-------- Entries supplied
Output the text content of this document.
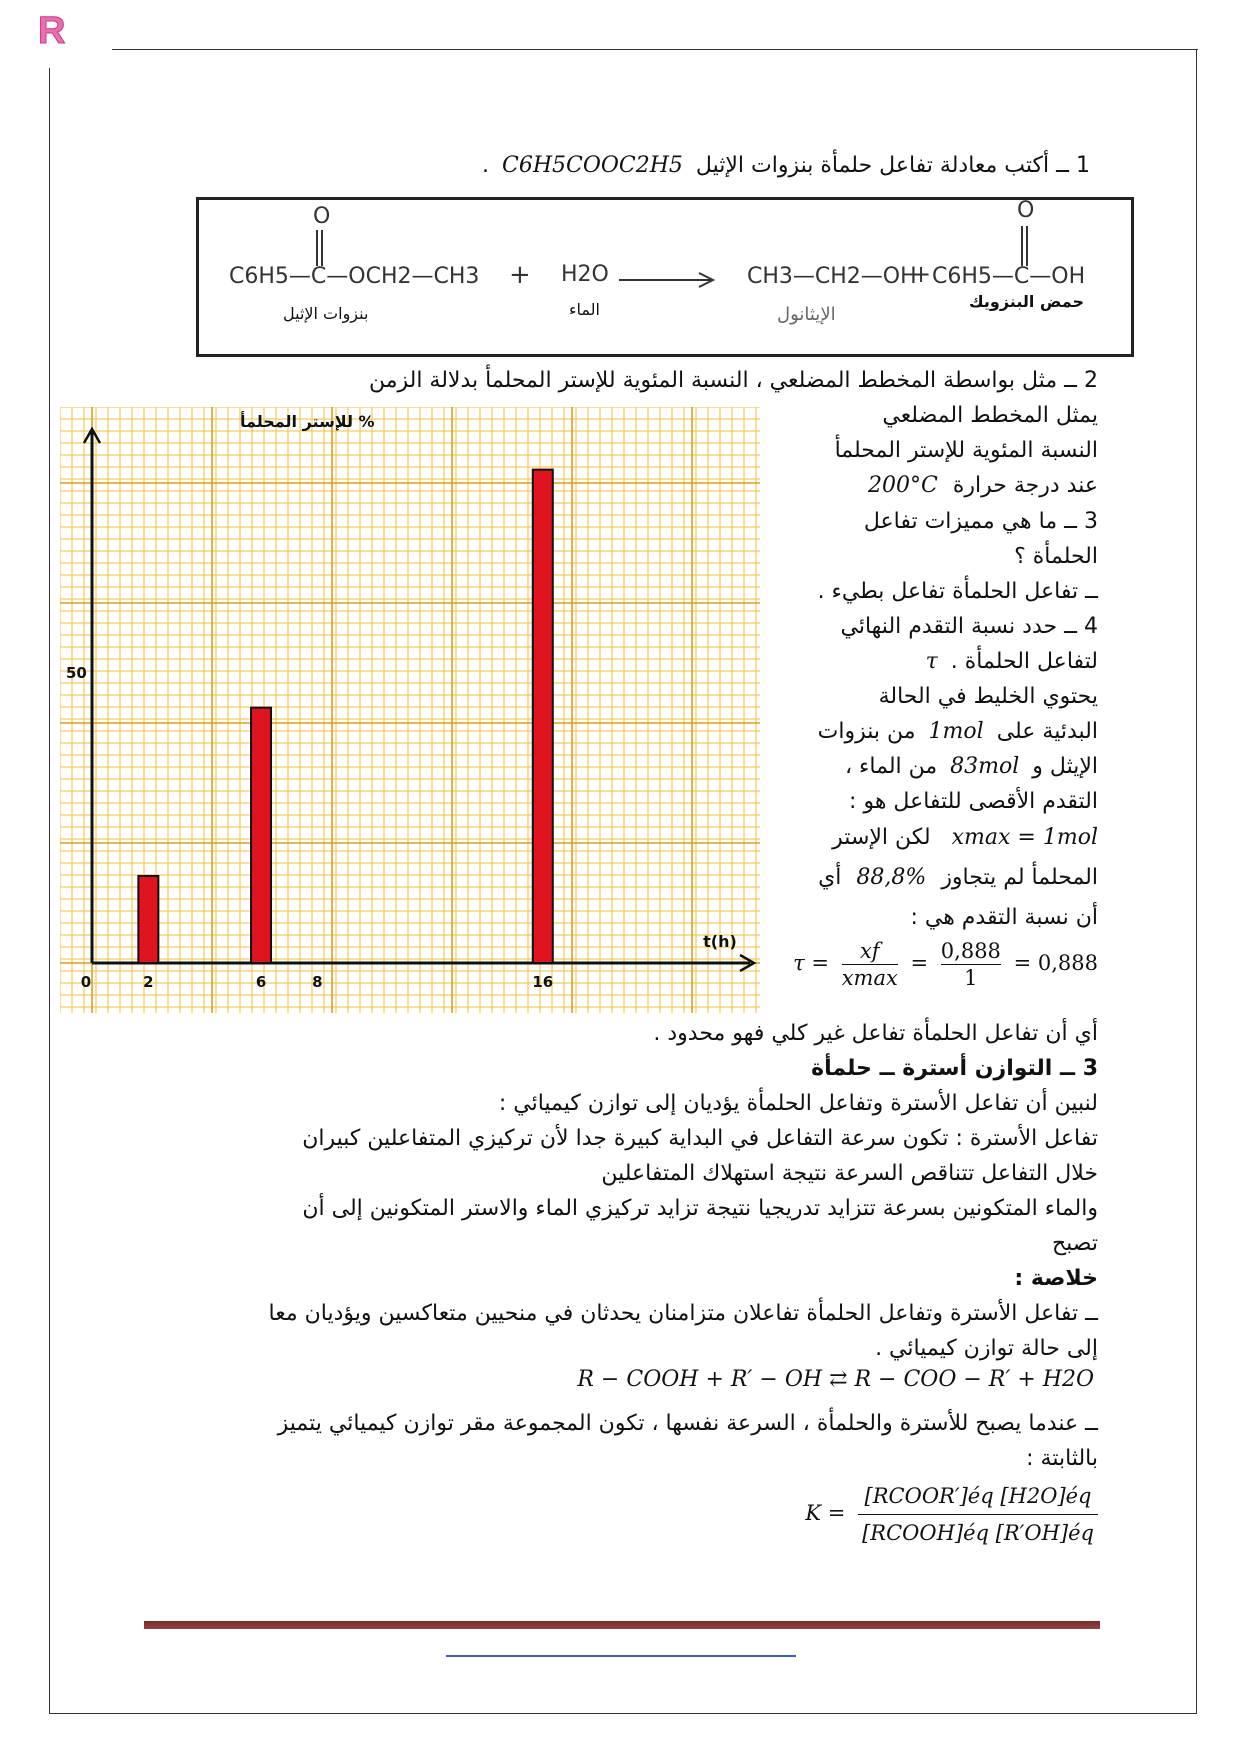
R
1 ــ أكتب معادلة تفاعل حلمأة بنزوات الإثيل C6H5COOC2H5 .
O
C6H5—C—OCH2—CH3 + H2O	CH3—CH2—OH
+
O
C6H5—C—OH
بنزوات الإثيل	الماء	الإيثانول
حمض البنزويك
2 ــ مثل بواسطة المخطط المضلعي ، النسبة المئوية للإستر المحلمأ بدلالة الزمن
يمثل المخطط المضلعي
النسبة المئوية للإستر المحلمأ
عند درجة حرارة 200°C
3 ــ ما هي مميزات تفاعل
الحلمأة ؟
ــ تفاعل الحلمأة تفاعل بطيء .
4 ــ حدد نسبة التقدم النهائي
لتفاعل الحلمأة . τ
يحتوي الخليط في الحالة
البدئية على 1mol من بنزوات
الإيثل و 83mol من الماء ،
التقدم الأقصى للتفاعل هو :
xmax = 1mol لكن الإستر
المحلمأ لم يتجاوز 88,8% أي
أن نسبة التقدم هي :
$\tau = \frac{xf}{xmax} = \frac{0,888}{1} = 0,888$
أي أن تفاعل الحلمأة تفاعل غير كلي فهو محدود .
0	2	6	8	16
50
t(h)
% للإستر المحلمأ
3 ــ التوازن أسترة ــ حلمأة
لنبين أن تفاعل الأسترة وتفاعل الحلمأة يؤديان إلى توازن كيميائي :
تفاعل الأسترة : تكون سرعة التفاعل في البداية كبيرة جدا لأن تركيزي المتفاعلين كبيران
خلال التفاعل تتناقص السرعة نتيجة استهلاك المتفاعلين
والماء المتكونين بسرعة تتزايد تدريجيا نتيجة تزايد تركيزي الماء والاستر المتكونين إلى أن
تصبح
خلاصة :
ــ تفاعل الأسترة وتفاعل الحلمأة تفاعلان متزامنان يحدثان في منحيين متعاكسين ويؤديان معا
إلى حالة توازن كيميائي .
R − COOH + R′ − OH ⇄ R − COO − R′ + H2O
ــ عندما يصبح للأسترة والحلمأة ، السرعة نفسها ، تكون المجموعة مقر توازن كيميائي يتميز
بالثابتة :
$K = \frac{\text{[RCOOR′]éq [H2O]éq}}{\text{[RCOOH]éq [R′OH]éq}}$
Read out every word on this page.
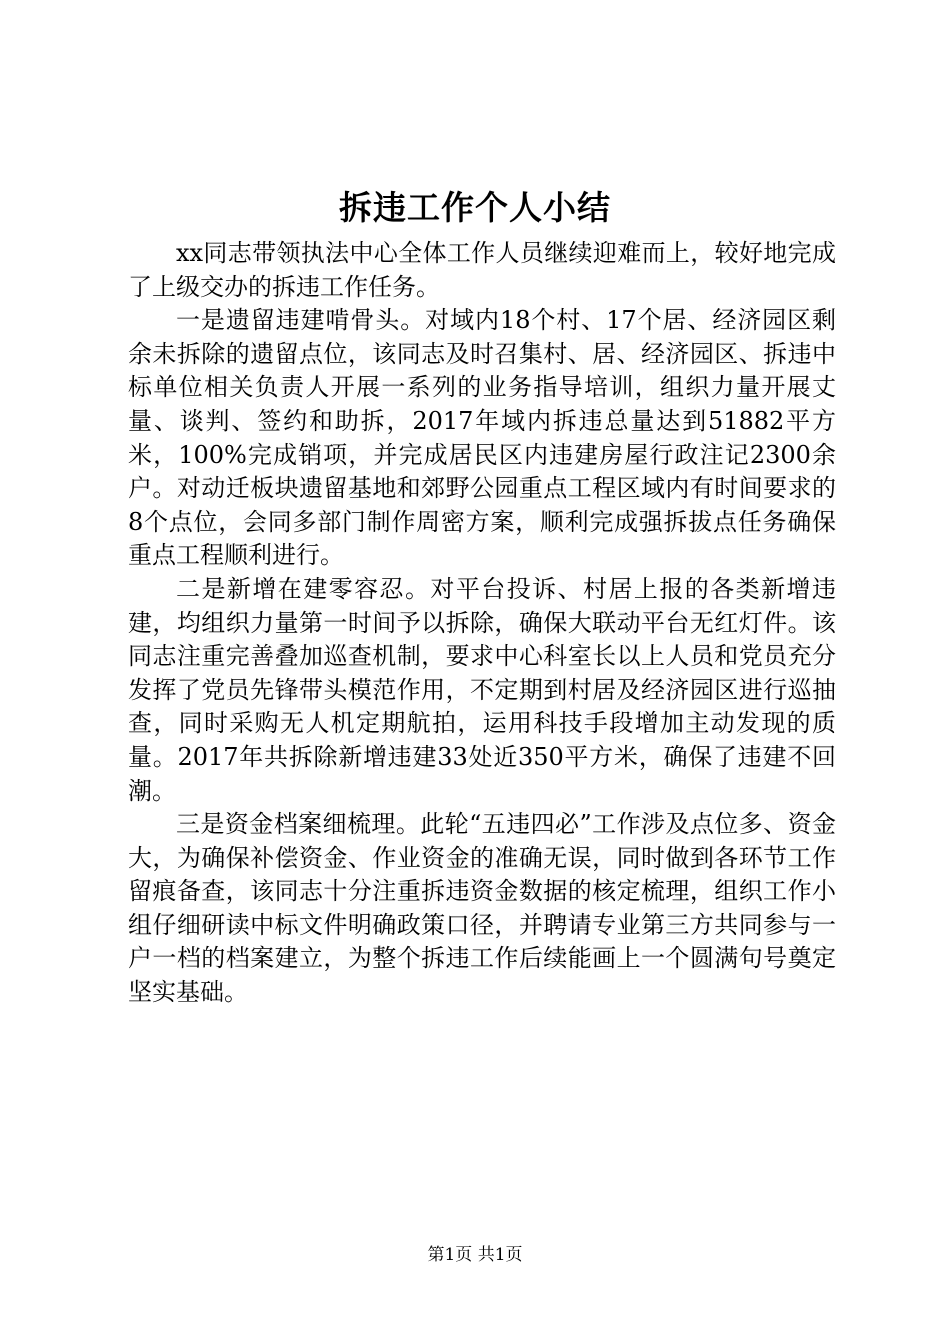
拆违工作个人小结

xx同志带领执法中心全体工作人员继续迎难而上，较好地完成了上级交办的拆违工作任务。

一是遗留违建啃骨头。对域内18个村、17个居、经济园区剩余未拆除的遗留点位，该同志及时召集村、居、经济园区、拆违中标单位相关负责人开展一系列的业务指导培训，组织力量开展丈量、谈判、签约和助拆，2017年域内拆违总量达到51882平方米，100%完成销项，并完成居民区内违建房屋行政注记2300余户。对动迁板块遗留基地和郊野公园重点工程区域内有时间要求的8个点位，会同多部门制作周密方案，顺利完成强拆拔点任务确保重点工程顺利进行。

二是新增在建零容忍。对平台投诉、村居上报的各类新增违建，均组织力量第一时间予以拆除，确保大联动平台无红灯件。该同志注重完善叠加巡查机制，要求中心科室长以上人员和党员充分发挥了党员先锋带头模范作用，不定期到村居及经济园区进行巡抽查，同时采购无人机定期航拍，运用科技手段增加主动发现的质量。2017年共拆除新增违建33处近350平方米，确保了违建不回潮。

三是资金档案细梳理。此轮“五违四必”工作涉及点位多、资金大，为确保补偿资金、作业资金的准确无误，同时做到各环节工作留痕备查，该同志十分注重拆违资金数据的核定梳理，组织工作小组仔细研读中标文件明确政策口径，并聘请专业第三方共同参与一户一档的档案建立，为整个拆违工作后续能画上一个圆满句号奠定坚实基础。

第1页 共1页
----------------
Look for lines containing the string "وتفاعل" and copy them all.

• _Output for this exercise_:
لنبين أن تفاعل الأسترة وتفاعل الحلمأة يؤديان إلى توازن كيميائي :
ــ تفاعل الأسترة وتفاعل الحلمأة تفاعلان متزامنان يحدثان في منحيين متعاكسين ويؤديان معا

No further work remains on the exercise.